Extracted data entries ▸
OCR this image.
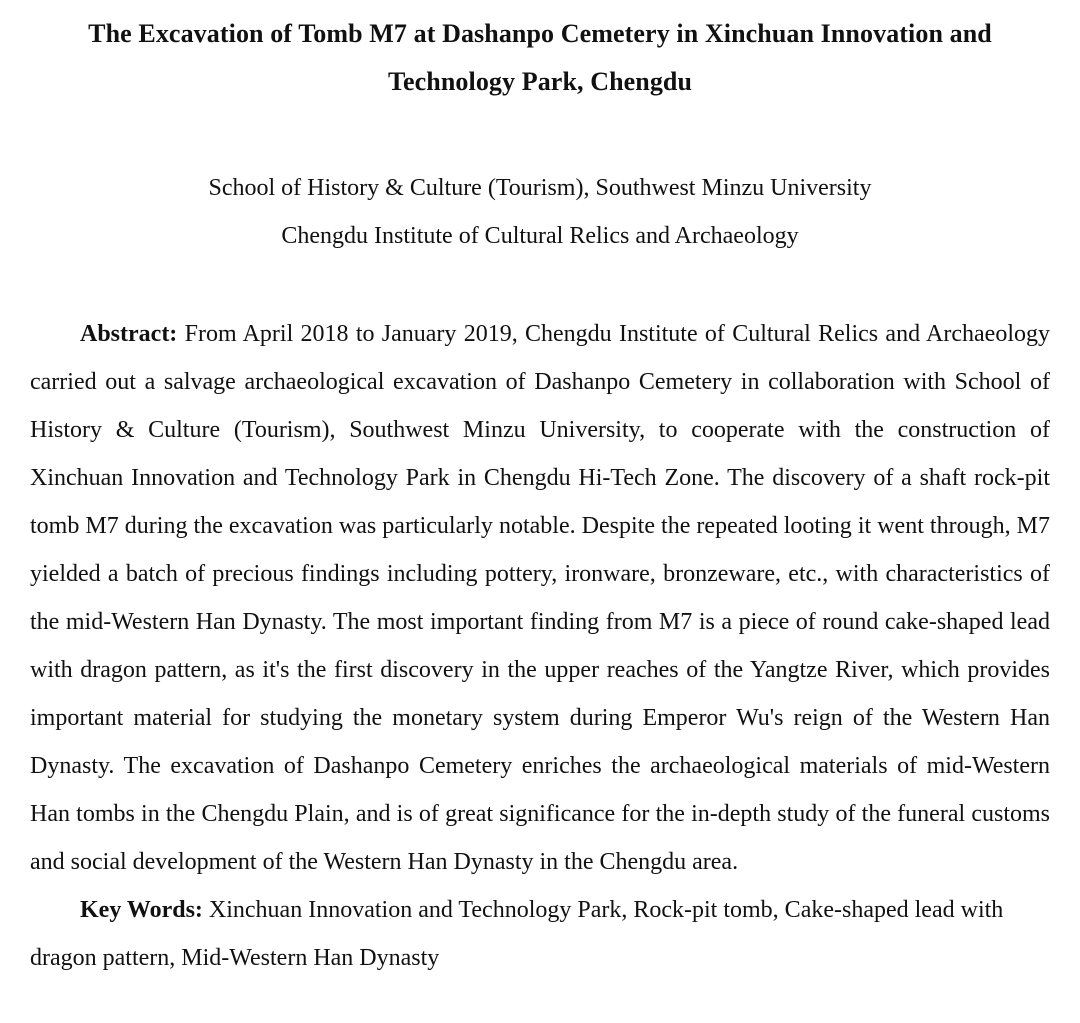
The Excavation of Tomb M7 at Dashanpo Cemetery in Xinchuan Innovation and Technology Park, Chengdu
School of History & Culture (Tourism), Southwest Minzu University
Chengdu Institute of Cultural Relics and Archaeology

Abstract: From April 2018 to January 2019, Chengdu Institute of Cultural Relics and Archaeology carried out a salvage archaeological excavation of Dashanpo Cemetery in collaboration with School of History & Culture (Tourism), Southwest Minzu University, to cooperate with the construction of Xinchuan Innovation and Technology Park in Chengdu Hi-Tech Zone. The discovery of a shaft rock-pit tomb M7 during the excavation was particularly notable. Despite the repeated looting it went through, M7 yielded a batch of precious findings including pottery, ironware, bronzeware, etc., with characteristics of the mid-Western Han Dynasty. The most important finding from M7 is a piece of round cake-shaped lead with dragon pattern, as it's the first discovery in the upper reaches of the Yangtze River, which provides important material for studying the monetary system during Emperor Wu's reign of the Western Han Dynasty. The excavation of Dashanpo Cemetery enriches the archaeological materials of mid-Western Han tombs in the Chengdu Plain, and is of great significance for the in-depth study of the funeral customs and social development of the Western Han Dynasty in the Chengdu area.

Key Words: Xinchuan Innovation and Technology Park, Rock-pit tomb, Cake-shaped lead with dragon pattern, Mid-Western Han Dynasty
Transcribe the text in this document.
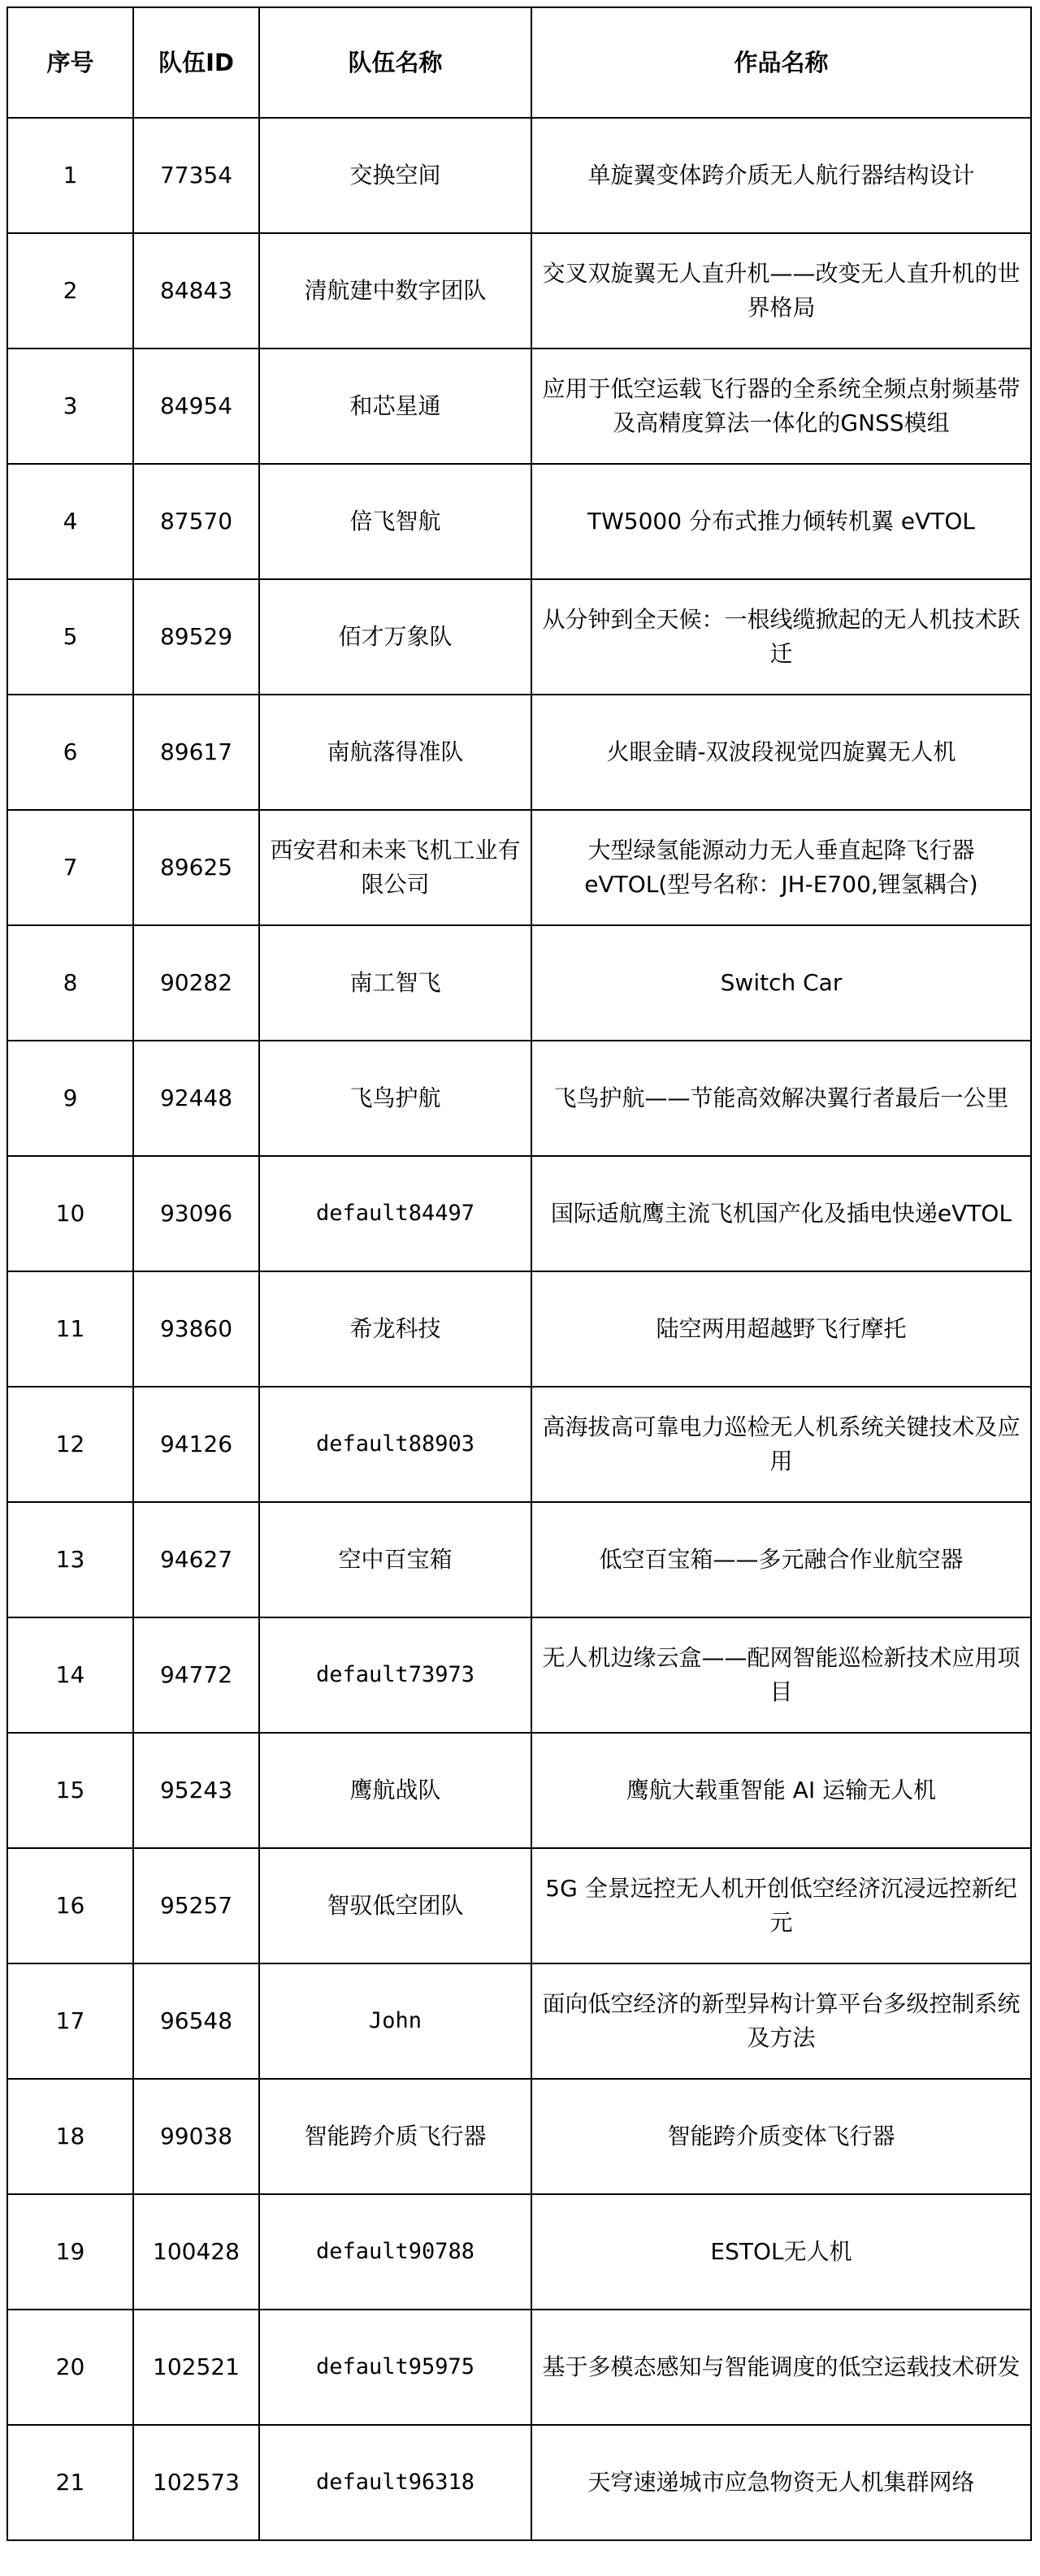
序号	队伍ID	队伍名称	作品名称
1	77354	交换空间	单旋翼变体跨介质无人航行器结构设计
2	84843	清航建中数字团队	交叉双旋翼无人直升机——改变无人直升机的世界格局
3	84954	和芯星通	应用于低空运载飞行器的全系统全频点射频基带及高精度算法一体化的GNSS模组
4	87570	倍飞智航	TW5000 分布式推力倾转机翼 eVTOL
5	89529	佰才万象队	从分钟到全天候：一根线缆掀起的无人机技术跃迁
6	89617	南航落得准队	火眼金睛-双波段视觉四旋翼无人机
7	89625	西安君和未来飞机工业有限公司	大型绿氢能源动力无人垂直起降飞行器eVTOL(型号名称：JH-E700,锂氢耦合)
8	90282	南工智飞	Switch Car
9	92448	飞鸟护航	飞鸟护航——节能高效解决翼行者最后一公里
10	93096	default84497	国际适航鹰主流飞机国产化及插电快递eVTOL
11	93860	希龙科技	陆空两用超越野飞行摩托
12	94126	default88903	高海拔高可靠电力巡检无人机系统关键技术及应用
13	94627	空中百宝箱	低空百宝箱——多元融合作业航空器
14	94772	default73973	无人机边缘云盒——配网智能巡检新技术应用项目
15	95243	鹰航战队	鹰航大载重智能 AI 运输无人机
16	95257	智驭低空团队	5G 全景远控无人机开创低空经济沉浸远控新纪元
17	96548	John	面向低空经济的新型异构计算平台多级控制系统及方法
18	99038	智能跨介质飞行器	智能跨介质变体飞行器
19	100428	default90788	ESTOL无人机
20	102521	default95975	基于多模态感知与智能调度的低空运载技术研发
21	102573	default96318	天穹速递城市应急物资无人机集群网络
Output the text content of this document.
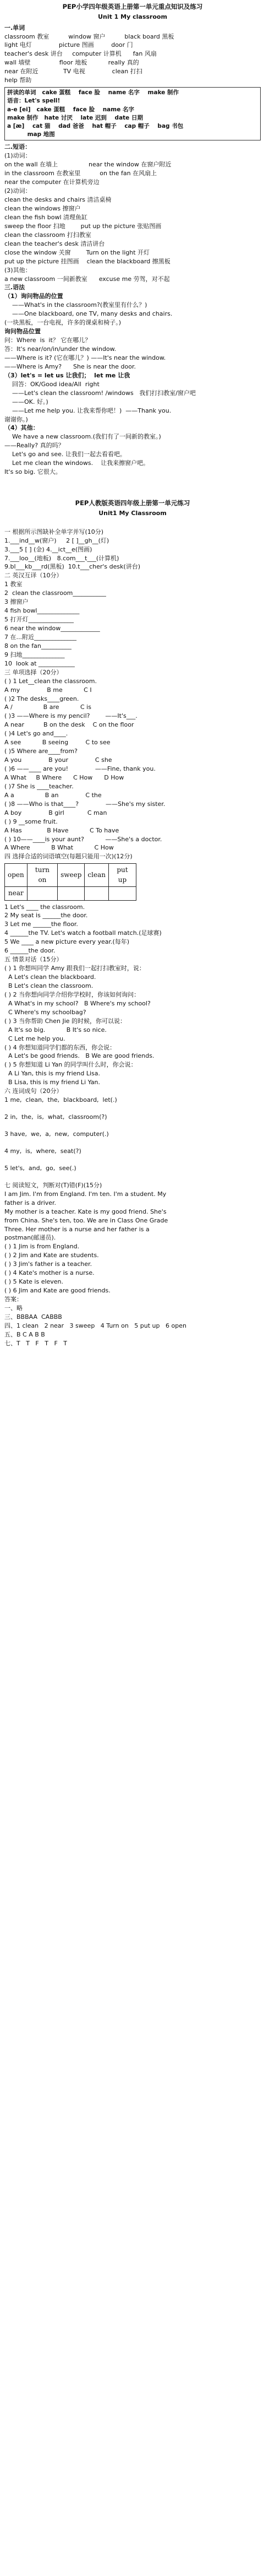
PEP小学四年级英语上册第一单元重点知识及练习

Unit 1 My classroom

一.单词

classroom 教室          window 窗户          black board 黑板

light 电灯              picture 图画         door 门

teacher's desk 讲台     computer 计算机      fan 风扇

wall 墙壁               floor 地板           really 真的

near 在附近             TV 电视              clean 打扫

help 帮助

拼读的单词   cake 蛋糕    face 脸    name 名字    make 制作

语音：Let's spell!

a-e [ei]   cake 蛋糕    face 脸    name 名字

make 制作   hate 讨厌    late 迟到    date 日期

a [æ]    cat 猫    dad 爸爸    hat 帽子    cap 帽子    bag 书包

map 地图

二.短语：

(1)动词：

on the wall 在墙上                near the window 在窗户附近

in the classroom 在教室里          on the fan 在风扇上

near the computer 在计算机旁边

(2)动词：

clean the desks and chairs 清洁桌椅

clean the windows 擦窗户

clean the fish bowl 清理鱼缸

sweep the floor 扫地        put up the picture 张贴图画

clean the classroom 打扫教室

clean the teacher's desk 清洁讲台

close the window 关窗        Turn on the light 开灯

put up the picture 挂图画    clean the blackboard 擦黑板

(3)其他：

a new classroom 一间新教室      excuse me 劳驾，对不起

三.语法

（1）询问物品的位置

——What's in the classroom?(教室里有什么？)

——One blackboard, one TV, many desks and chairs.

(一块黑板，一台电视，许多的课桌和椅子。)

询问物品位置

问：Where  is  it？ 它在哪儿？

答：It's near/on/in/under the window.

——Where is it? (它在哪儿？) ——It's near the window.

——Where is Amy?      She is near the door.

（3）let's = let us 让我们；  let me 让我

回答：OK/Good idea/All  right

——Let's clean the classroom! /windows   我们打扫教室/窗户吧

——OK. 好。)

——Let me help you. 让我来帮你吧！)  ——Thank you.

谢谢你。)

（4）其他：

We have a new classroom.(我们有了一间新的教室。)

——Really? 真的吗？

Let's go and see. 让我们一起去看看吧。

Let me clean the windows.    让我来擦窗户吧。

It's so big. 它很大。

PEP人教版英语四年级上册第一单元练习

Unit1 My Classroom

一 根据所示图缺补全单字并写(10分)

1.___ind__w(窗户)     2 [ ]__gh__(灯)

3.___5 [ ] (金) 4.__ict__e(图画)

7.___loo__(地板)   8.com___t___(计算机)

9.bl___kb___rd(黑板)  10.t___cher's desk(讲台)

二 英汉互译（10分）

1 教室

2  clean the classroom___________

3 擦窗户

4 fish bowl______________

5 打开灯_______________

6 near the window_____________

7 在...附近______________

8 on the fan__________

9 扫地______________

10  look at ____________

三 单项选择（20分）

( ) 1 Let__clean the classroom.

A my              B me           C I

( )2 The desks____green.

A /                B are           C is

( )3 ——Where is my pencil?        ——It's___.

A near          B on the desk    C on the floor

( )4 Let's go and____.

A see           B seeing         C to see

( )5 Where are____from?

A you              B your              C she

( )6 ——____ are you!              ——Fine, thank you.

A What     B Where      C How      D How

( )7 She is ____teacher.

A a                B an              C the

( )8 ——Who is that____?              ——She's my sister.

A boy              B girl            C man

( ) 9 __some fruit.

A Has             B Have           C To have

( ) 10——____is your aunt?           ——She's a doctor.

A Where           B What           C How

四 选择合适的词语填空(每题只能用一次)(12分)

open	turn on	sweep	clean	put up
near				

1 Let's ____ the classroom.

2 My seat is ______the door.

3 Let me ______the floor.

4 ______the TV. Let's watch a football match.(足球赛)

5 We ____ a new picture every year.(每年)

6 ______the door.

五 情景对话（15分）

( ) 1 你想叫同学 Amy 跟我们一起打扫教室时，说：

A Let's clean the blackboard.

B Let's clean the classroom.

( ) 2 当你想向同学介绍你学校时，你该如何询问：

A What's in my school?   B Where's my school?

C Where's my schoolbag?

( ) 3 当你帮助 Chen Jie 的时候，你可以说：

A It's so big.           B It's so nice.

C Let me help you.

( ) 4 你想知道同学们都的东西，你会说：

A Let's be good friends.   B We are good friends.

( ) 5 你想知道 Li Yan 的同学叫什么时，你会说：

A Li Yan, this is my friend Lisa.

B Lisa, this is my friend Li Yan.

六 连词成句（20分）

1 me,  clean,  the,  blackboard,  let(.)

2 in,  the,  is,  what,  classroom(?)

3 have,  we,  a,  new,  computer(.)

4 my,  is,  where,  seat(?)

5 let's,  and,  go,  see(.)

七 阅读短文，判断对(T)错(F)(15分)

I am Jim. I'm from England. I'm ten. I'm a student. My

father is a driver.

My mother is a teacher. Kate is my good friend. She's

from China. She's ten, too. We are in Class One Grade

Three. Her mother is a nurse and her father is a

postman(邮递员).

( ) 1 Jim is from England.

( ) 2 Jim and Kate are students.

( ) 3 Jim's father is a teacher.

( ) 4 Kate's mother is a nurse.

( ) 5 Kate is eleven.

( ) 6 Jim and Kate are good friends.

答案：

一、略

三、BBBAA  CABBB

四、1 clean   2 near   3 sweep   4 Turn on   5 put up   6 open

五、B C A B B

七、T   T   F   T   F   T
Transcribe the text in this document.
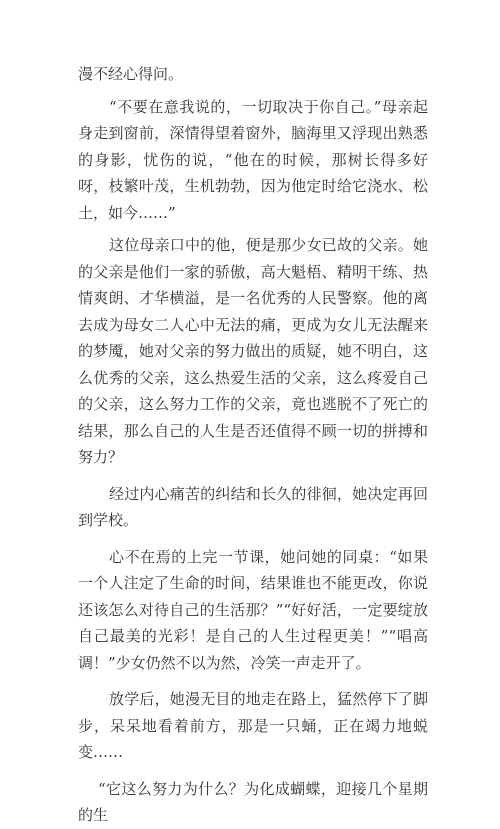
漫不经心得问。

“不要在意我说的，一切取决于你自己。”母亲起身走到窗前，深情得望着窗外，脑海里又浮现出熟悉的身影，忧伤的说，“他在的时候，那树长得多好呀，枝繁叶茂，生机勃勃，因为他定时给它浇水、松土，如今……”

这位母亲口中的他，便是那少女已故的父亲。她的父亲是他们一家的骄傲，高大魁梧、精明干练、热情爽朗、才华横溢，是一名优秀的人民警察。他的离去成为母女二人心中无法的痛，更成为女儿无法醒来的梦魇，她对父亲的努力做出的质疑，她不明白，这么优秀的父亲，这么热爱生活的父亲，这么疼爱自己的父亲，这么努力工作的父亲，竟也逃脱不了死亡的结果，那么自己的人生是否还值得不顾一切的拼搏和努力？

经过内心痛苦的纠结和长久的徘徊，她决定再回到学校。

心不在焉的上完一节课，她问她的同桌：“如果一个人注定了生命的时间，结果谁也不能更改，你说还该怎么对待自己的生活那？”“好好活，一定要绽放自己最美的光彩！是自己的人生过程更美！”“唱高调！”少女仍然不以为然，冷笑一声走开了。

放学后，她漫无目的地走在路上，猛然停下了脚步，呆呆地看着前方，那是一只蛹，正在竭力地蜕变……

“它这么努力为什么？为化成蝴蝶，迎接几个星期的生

SHORT TASK ▸
Respond with nothing but the number of lines in the entries that contain the string "light".

RESULT OF THE TASK ▸
2